[Given exercise]
Find how many lines in the material hold the word "bass", then state that number and nothing more.

[Data shown]
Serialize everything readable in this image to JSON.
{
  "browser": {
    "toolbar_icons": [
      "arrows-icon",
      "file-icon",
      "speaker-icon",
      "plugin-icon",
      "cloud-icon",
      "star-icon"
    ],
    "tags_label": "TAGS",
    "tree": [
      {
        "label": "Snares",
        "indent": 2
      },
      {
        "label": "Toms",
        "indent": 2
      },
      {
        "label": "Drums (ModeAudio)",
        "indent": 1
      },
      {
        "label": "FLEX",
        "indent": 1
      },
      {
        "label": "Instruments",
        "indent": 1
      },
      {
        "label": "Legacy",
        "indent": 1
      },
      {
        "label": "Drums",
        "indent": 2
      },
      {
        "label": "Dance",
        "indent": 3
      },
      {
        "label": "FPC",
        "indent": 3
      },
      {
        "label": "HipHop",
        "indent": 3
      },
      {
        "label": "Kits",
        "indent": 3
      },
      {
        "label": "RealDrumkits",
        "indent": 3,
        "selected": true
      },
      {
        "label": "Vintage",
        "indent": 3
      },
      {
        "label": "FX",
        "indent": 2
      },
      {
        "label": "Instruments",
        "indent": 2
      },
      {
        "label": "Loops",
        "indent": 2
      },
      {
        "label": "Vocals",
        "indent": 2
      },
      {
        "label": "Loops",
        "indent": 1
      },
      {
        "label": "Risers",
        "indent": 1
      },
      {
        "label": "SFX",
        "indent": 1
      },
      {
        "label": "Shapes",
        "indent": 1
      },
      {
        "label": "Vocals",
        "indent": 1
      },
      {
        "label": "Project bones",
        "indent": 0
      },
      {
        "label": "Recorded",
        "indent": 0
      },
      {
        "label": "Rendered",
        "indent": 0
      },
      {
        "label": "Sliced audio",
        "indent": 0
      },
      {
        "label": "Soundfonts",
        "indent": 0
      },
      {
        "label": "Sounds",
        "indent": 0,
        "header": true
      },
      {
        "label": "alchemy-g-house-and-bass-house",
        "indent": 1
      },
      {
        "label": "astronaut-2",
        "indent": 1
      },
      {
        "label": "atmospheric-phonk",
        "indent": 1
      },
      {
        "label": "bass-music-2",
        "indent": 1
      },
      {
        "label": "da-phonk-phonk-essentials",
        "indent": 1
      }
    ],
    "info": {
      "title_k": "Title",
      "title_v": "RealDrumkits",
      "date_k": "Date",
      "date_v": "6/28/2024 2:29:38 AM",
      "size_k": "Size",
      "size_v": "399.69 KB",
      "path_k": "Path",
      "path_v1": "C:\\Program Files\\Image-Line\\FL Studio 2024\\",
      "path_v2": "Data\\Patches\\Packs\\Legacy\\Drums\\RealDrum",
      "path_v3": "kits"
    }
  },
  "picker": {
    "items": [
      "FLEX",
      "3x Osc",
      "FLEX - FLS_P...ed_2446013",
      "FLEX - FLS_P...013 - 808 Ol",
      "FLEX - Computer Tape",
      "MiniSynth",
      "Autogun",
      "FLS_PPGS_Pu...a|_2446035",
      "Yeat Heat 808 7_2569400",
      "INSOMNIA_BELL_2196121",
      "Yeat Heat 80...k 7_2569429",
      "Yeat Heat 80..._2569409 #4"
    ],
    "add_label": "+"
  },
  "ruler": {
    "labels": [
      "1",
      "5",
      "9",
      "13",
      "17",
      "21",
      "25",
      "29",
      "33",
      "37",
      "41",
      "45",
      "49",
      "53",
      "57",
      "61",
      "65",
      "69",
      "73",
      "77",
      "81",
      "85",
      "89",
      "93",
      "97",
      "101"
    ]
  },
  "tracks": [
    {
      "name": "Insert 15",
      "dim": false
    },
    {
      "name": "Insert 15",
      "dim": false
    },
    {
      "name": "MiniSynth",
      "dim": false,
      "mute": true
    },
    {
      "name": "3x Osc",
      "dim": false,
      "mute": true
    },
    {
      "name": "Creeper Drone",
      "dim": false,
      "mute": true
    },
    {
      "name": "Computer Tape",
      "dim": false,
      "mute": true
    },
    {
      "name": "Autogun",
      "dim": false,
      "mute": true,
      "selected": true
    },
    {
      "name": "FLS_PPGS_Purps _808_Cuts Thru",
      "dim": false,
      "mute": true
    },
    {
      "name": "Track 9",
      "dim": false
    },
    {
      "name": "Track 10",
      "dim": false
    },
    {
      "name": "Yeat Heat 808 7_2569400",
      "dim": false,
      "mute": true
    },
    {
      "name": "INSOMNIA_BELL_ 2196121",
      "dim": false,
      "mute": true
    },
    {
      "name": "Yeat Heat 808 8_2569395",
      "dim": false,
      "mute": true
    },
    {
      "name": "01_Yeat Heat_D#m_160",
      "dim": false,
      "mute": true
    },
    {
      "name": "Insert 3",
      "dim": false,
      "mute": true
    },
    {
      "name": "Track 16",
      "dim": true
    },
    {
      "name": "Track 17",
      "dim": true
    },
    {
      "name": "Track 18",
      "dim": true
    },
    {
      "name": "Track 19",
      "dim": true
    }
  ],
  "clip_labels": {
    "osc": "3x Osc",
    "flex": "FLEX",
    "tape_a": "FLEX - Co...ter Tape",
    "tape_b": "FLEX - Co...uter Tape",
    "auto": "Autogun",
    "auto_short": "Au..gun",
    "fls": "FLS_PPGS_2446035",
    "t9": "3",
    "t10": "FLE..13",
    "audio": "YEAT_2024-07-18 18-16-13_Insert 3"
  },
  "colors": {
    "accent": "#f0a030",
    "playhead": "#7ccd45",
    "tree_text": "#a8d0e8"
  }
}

[The result]
2